§ Instruction:
Scan the data. Collect each line that contains the word "Ekängen".
[START OF Exercise materials]
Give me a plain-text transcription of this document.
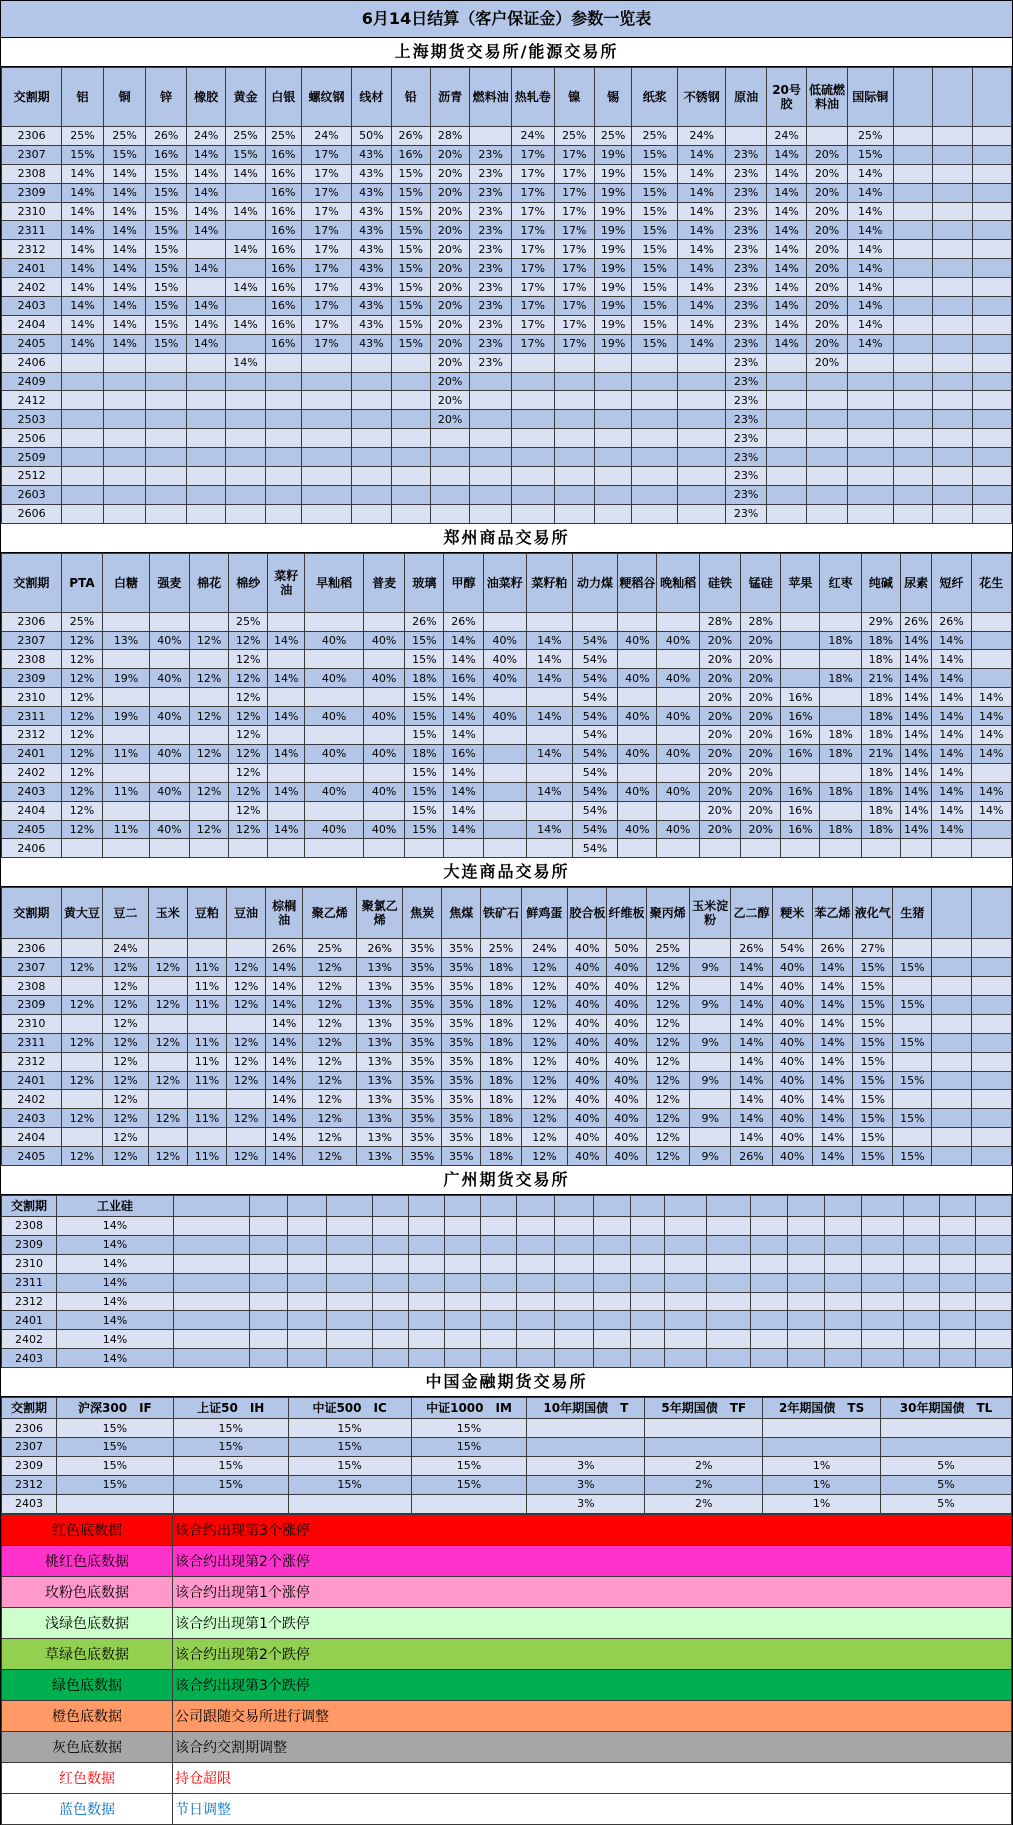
6月14日结算（客户保证金）参数一览表
上海期货交易所/能源交易所
交割期	铝	铜	锌	橡胶	黄金	白银	螺纹钢	线材	铅	沥青	燃料油	热轧卷	镍	锡	纸浆	不锈钢	原油	20号胶	低硫燃料油	国际铜			
2306	25%	25%	26%	24%	25%	25%	24%	50%	26%	28%		24%	25%	25%	25%	24%		24%		25%			
2307	15%	15%	16%	14%	15%	16%	17%	43%	16%	20%	23%	17%	17%	19%	15%	14%	23%	14%	20%	15%			
2308	14%	14%	15%	14%	14%	16%	17%	43%	15%	20%	23%	17%	17%	19%	15%	14%	23%	14%	20%	14%			
2309	14%	14%	15%	14%		16%	17%	43%	15%	20%	23%	17%	17%	19%	15%	14%	23%	14%	20%	14%			
2310	14%	14%	15%	14%	14%	16%	17%	43%	15%	20%	23%	17%	17%	19%	15%	14%	23%	14%	20%	14%			
2311	14%	14%	15%	14%		16%	17%	43%	15%	20%	23%	17%	17%	19%	15%	14%	23%	14%	20%	14%			
2312	14%	14%	15%		14%	16%	17%	43%	15%	20%	23%	17%	17%	19%	15%	14%	23%	14%	20%	14%			
2401	14%	14%	15%	14%		16%	17%	43%	15%	20%	23%	17%	17%	19%	15%	14%	23%	14%	20%	14%			
2402	14%	14%	15%		14%	16%	17%	43%	15%	20%	23%	17%	17%	19%	15%	14%	23%	14%	20%	14%			
2403	14%	14%	15%	14%		16%	17%	43%	15%	20%	23%	17%	17%	19%	15%	14%	23%	14%	20%	14%			
2404	14%	14%	15%	14%	14%	16%	17%	43%	15%	20%	23%	17%	17%	19%	15%	14%	23%	14%	20%	14%			
2405	14%	14%	15%	14%		16%	17%	43%	15%	20%	23%	17%	17%	19%	15%	14%	23%	14%	20%	14%			
2406					14%					20%	23%						23%		20%				
2409										20%							23%						
2412										20%							23%						
2503										20%							23%						
2506																	23%						
2509																	23%						
2512																	23%						
2603																	23%						
2606																	23%						
郑州商品交易所
交割期	PTA	白糖	强麦	棉花	棉纱	菜籽油	早籼稻	普麦	玻璃	甲醇	油菜籽	菜籽粕	动力煤	粳稻谷	晚籼稻	硅铁	锰硅	苹果	红枣	纯碱	尿素	短纤	花生
2306	25%				25%				26%	26%						28%	28%			29%	26%	26%	
2307	12%	13%	40%	12%	12%	14%	40%	40%	15%	14%	40%	14%	54%	40%	40%	20%	20%		18%	18%	14%	14%	
2308	12%				12%				15%	14%	40%	14%	54%			20%	20%			18%	14%	14%	
2309	12%	19%	40%	12%	12%	14%	40%	40%	18%	16%	40%	14%	54%	40%	40%	20%	20%		18%	21%	14%	14%	
2310	12%				12%				15%	14%			54%			20%	20%	16%		18%	14%	14%	14%
2311	12%	19%	40%	12%	12%	14%	40%	40%	15%	14%	40%	14%	54%	40%	40%	20%	20%	16%		18%	14%	14%	14%
2312	12%				12%				15%	14%			54%			20%	20%	16%	18%	18%	14%	14%	14%
2401	12%	11%	40%	12%	12%	14%	40%	40%	18%	16%		14%	54%	40%	40%	20%	20%	16%	18%	21%	14%	14%	14%
2402	12%				12%				15%	14%			54%			20%	20%			18%	14%	14%	
2403	12%	11%	40%	12%	12%	14%	40%	40%	15%	14%		14%	54%	40%	40%	20%	20%	16%	18%	18%	14%	14%	14%
2404	12%				12%				15%	14%			54%			20%	20%	16%		18%	14%	14%	14%
2405	12%	11%	40%	12%	12%	14%	40%	40%	15%	14%		14%	54%	40%	40%	20%	20%	16%	18%	18%	14%	14%	
2406													54%										
大连商品交易所
交割期	黄大豆	豆二	玉米	豆粕	豆油	棕榈油	聚乙烯	聚氯乙烯	焦炭	焦煤	铁矿石	鲜鸡蛋	胶合板	纤维板	聚丙烯	玉米淀粉	乙二醇	粳米	苯乙烯	液化气	生猪		
2306		24%				26%	25%	26%	35%	35%	25%	24%	40%	50%	25%		26%	54%	26%	27%			
2307	12%	12%	12%	11%	12%	14%	12%	13%	35%	35%	18%	12%	40%	40%	12%	9%	14%	40%	14%	15%	15%		
2308		12%		11%	12%	14%	12%	13%	35%	35%	18%	12%	40%	40%	12%		14%	40%	14%	15%			
2309	12%	12%	12%	11%	12%	14%	12%	13%	35%	35%	18%	12%	40%	40%	12%	9%	14%	40%	14%	15%	15%		
2310		12%				14%	12%	13%	35%	35%	18%	12%	40%	40%	12%		14%	40%	14%	15%			
2311	12%	12%	12%	11%	12%	14%	12%	13%	35%	35%	18%	12%	40%	40%	12%	9%	14%	40%	14%	15%	15%		
2312		12%		11%	12%	14%	12%	13%	35%	35%	18%	12%	40%	40%	12%		14%	40%	14%	15%			
2401	12%	12%	12%	11%	12%	14%	12%	13%	35%	35%	18%	12%	40%	40%	12%	9%	14%	40%	14%	15%	15%		
2402		12%				14%	12%	13%	35%	35%	18%	12%	40%	40%	12%		14%	40%	14%	15%			
2403	12%	12%	12%	11%	12%	14%	12%	13%	35%	35%	18%	12%	40%	40%	12%	9%	14%	40%	14%	15%	15%		
2404		12%				14%	12%	13%	35%	35%	18%	12%	40%	40%	12%		14%	40%	14%	15%			
2405	12%	12%	12%	11%	12%	14%	12%	13%	35%	35%	18%	12%	40%	40%	12%	9%	26%	40%	14%	15%	15%		
广州期货交易所
交割期	工业硅																					
2308	14%																					
2309	14%																					
2310	14%																					
2311	14%																					
2312	14%																					
2401	14%																					
2402	14%																					
2403	14%																					
中国金融期货交易所
交割期	沪深300　IF	上证50　IH	中证500　IC	中证1000　IM	10年期国债　T	5年期国债　TF	2年期国债　TS	30年期国债　TL
2306	15%	15%	15%	15%				
2307	15%	15%	15%	15%				
2309	15%	15%	15%	15%	3%	2%	1%	5%
2312	15%	15%	15%	15%	3%	2%	1%	5%
2403					3%	2%	1%	5%
红色底数据	该合约出现第3个涨停
桃红色底数据	该合约出现第2个涨停
玫粉色底数据	该合约出现第1个涨停
浅绿色底数据	该合约出现第1个跌停
草绿色底数据	该合约出现第2个跌停
绿色底数据	该合约出现第3个跌停
橙色底数据	公司跟随交易所进行调整
灰色底数据	该合约交割期调整
红色数据	持仓超限
蓝色数据	节日调整
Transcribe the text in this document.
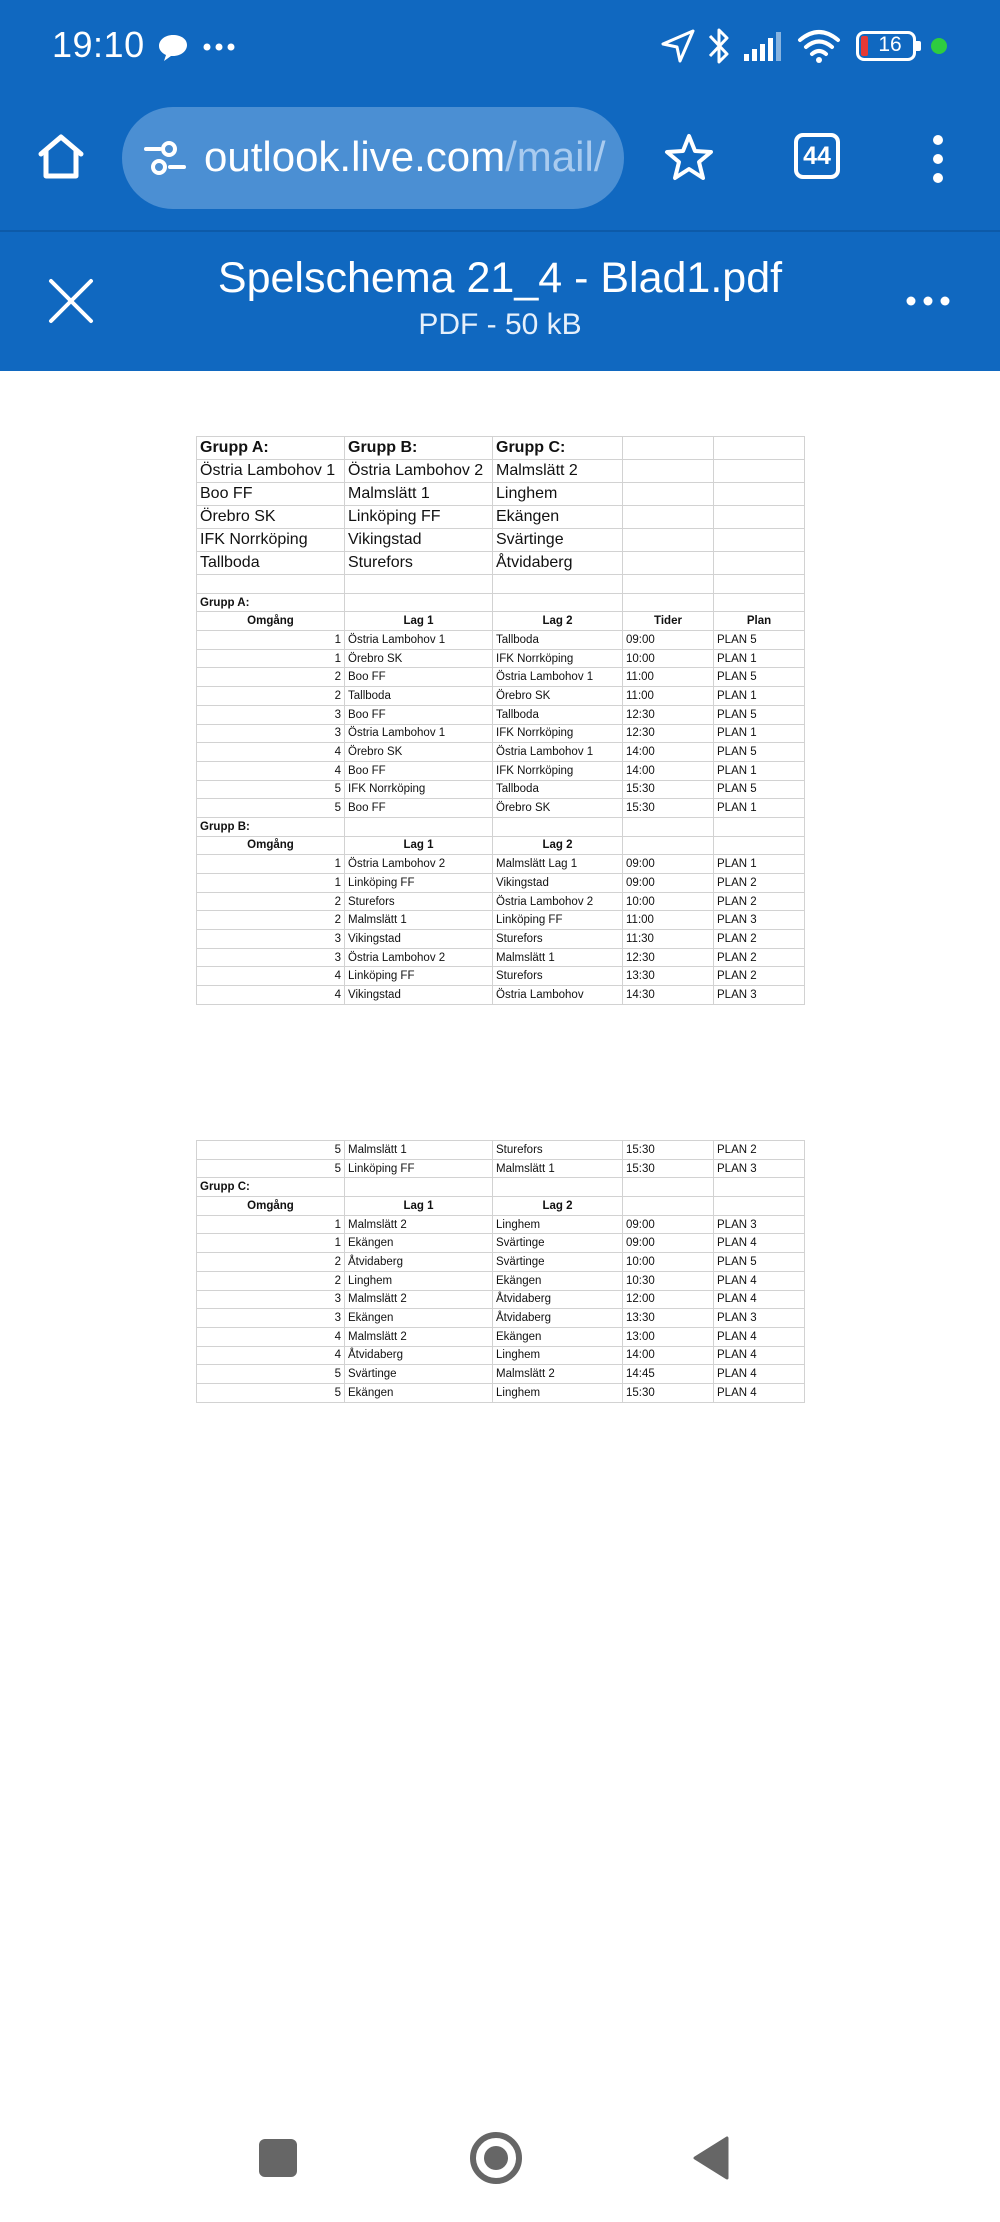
19:10	16
outlook.live.com/mail/	44
Spelschema 21_4 - Blad1.pdf
PDF - 50 kB
Grupp A:	Grupp B:	Grupp C:		
Östria Lambohov 1	Östria Lambohov 2	Malmslätt 2		
Boo FF	Malmslätt 1	Linghem		
Örebro SK	Linköping FF	Ekängen		
IFK Norrköping	Vikingstad	Svärtinge		
Tallboda	Sturefors	Åtvidaberg		

Grupp A:				
Omgång	Lag 1	Lag 2	Tider	Plan
1	Östria Lambohov 1	Tallboda	09:00	PLAN 5
1	Örebro SK	IFK Norrköping	10:00	PLAN 1
2	Boo FF	Östria Lambohov 1	11:00	PLAN 5
2	Tallboda	Örebro SK	11:00	PLAN 1
3	Boo FF	Tallboda	12:30	PLAN 5
3	Östria Lambohov 1	IFK Norrköping	12:30	PLAN 1
4	Örebro SK	Östria Lambohov 1	14:00	PLAN 5
4	Boo FF	IFK Norrköping	14:00	PLAN 1
5	IFK Norrköping	Tallboda	15:30	PLAN 5
5	Boo FF	Örebro SK	15:30	PLAN 1
Grupp B:				
Omgång	Lag 1	Lag 2		
1	Östria Lambohov 2	Malmslätt Lag 1	09:00	PLAN 1
1	Linköping FF	Vikingstad	09:00	PLAN 2
2	Sturefors	Östria Lambohov 2	10:00	PLAN 2
2	Malmslätt 1	Linköping FF	11:00	PLAN 3
3	Vikingstad	Sturefors	11:30	PLAN 2
3	Östria Lambohov 2	Malmslätt 1	12:30	PLAN 2
4	Linköping FF	Sturefors	13:30	PLAN 2
4	Vikingstad	Östria Lambohov	14:30	PLAN 3
5	Malmslätt 1	Sturefors	15:30	PLAN 2
5	Linköping FF	Malmslätt 1	15:30	PLAN 3
Grupp C:				
Omgång	Lag 1	Lag 2		
1	Malmslätt 2	Linghem	09:00	PLAN 3
1	Ekängen	Svärtinge	09:00	PLAN 4
2	Åtvidaberg	Svärtinge	10:00	PLAN 5
2	Linghem	Ekängen	10:30	PLAN 4
3	Malmslätt 2	Åtvidaberg	12:00	PLAN 4
3	Ekängen	Åtvidaberg	13:30	PLAN 3
4	Malmslätt 2	Ekängen	13:00	PLAN 4
4	Åtvidaberg	Linghem	14:00	PLAN 4
5	Svärtinge	Malmslätt 2	14:45	PLAN 4
5	Ekängen	Linghem	15:30	PLAN 4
[END OF Exercise materials]
§ Finished answer:
Örebro SK	Linköping FF	Ekängen		
1	Ekängen	Svärtinge	09:00	PLAN 4
2	Linghem	Ekängen	10:30	PLAN 4
3	Ekängen	Åtvidaberg	13:30	PLAN 3
4	Malmslätt 2	Ekängen	13:00	PLAN 4
5	Ekängen	Linghem	15:30	PLAN 4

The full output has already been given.